● **Extracted material**
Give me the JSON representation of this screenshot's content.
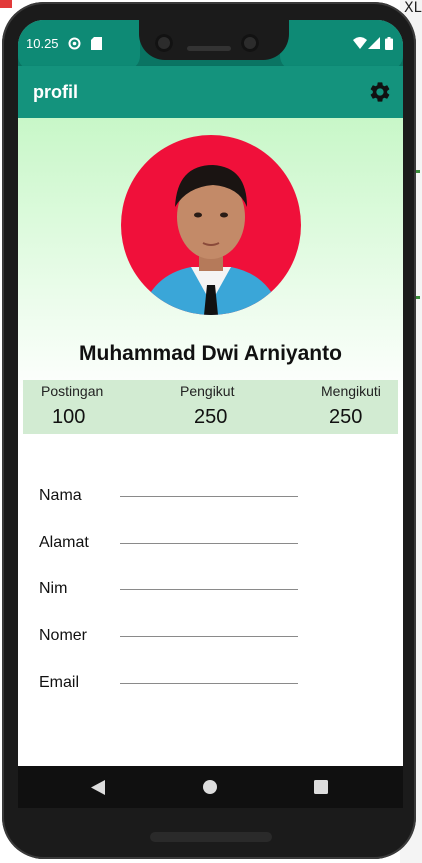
{
  "status_bar": {
    "time": "10.25"
  },
  "app_bar": {
    "title": "profil",
    "settings_icon": "gear-icon"
  },
  "profile": {
    "name": "Muhammad Dwi Arniyanto"
  },
  "stats": [
    {
      "label": "Postingan",
      "value": "100"
    },
    {
      "label": "Pengikut",
      "value": "250"
    },
    {
      "label": "Mengikuti",
      "value": "250"
    }
  ],
  "form": {
    "fields": [
      "Nama",
      "Alamat",
      "Nim",
      "Nomer",
      "Email"
    ]
  },
  "ide_background": {
    "label": "XL"
  },
  "colors": {
    "status_bar": "#0a7463",
    "app_bar": "#14937d",
    "stats_bg": "#d2ebd2",
    "hero_top": "#c8f7c8",
    "avatar_bg": "#f0103a"
  }
}
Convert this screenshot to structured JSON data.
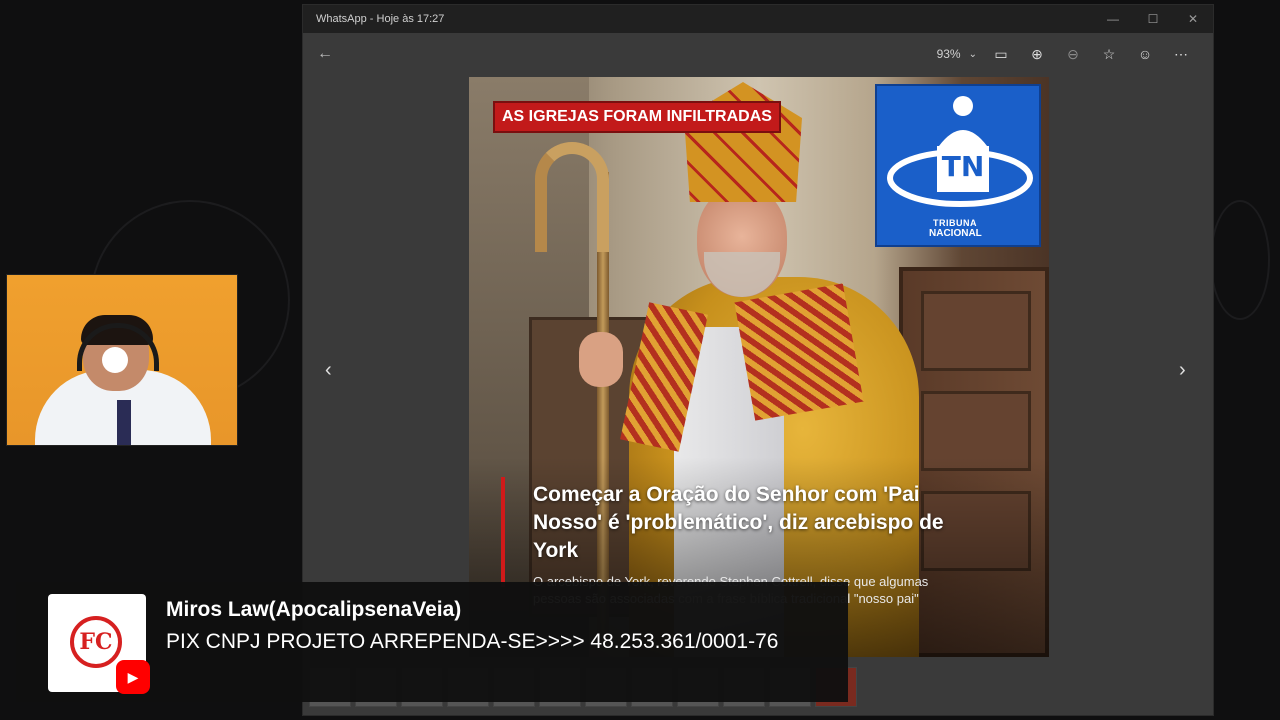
{
  "window": {
    "title": "WhatsApp - Hoje às 17:27",
    "controls": [
      "minimize-icon",
      "maximize-icon",
      "close-icon"
    ]
  },
  "toolbar": {
    "back_icon": "back-arrow-icon",
    "zoom": "93%",
    "buttons": [
      "fit-to-window-icon",
      "zoom-in-icon",
      "zoom-out-icon",
      "favorite-star-icon",
      "emoji-icon",
      "more-options-icon"
    ]
  },
  "image": {
    "badge": "AS IGREJAS FORAM INFILTRADAS",
    "logo": {
      "initials": "TN",
      "name_line1": "TRIBUNA",
      "name_line2": "NACIONAL"
    },
    "headline": "Começar a Oração do Senhor com 'Pai Nosso' é 'problemático', diz arcebispo de York",
    "body": "O arcebispo de York, reverendo Stephen Cottrell, disse que algumas pessoas são associadas com a frase bíblica tradicional \"nosso pai\""
  },
  "navigation": {
    "prev_icon": "chevron-left-icon",
    "next_icon": "chevron-right-icon"
  },
  "banner": {
    "channel_name": "Miros Law(ApocalipsenaVeia)",
    "pix_line": "PIX CNPJ PROJETO ARREPENDA-SE>>>> 48.253.361/0001-76",
    "logo_mark": "FC",
    "youtube_icon": "youtube-icon"
  },
  "colors": {
    "badge_red": "#c21a1a",
    "logo_blue": "#1a5fc9",
    "webcam_bg": "#f0a02e",
    "banner_bg": "#101010"
  }
}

● **Task goal**
Transcribe the listing in full and omit the pictures.

● **Result for this task**
Give me the JSON representation of this screenshot's content.
{
  "status_bar": {
    "time": "10.25"
  },
  "app_bar": {
    "title": "profil",
    "settings_icon": "gear-icon"
  },
  "profile": {
    "name": "Muhammad Dwi Arniyanto"
  },
  "stats": [
    {
      "label": "Postingan",
      "value": "100"
    },
    {
      "label": "Pengikut",
      "value": "250"
    },
    {
      "label": "Mengikuti",
      "value": "250"
    }
  ],
  "form": {
    "fields": [
      "Nama",
      "Alamat",
      "Nim",
      "Nomer",
      "Email"
    ]
  },
  "ide_background": {
    "label": "XL"
  },
  "colors": {
    "status_bar": "#0a7463",
    "app_bar": "#14937d",
    "stats_bg": "#d2ebd2",
    "hero_top": "#c8f7c8",
    "avatar_bg": "#f0103a"
  }
}
Convert this screenshot to structured JSON data.
{
  "window": {
    "title": "WhatsApp - Hoje às 17:27",
    "controls": [
      "minimize-icon",
      "maximize-icon",
      "close-icon"
    ]
  },
  "toolbar": {
    "back_icon": "back-arrow-icon",
    "zoom": "93%",
    "buttons": [
      "fit-to-window-icon",
      "zoom-in-icon",
      "zoom-out-icon",
      "favorite-star-icon",
      "emoji-icon",
      "more-options-icon"
    ]
  },
  "image": {
    "badge": "AS IGREJAS FORAM INFILTRADAS",
    "logo": {
      "initials": "TN",
      "name_line1": "TRIBUNA",
      "name_line2": "NACIONAL"
    },
    "headline": "Começar a Oração do Senhor com 'Pai Nosso' é 'problemático', diz arcebispo de York",
    "body": "O arcebispo de York, reverendo Stephen Cottrell, disse que algumas pessoas são associadas com a frase bíblica tradicional \"nosso pai\""
  },
  "navigation": {
    "prev_icon": "chevron-left-icon",
    "next_icon": "chevron-right-icon"
  },
  "banner": {
    "channel_name": "Miros Law(ApocalipsenaVeia)",
    "pix_line": "PIX CNPJ PROJETO ARREPENDA-SE>>>> 48.253.361/0001-76",
    "logo_mark": "FC",
    "youtube_icon": "youtube-icon"
  },
  "colors": {
    "badge_red": "#c21a1a",
    "logo_blue": "#1a5fc9",
    "webcam_bg": "#f0a02e",
    "banner_bg": "#101010"
  }
}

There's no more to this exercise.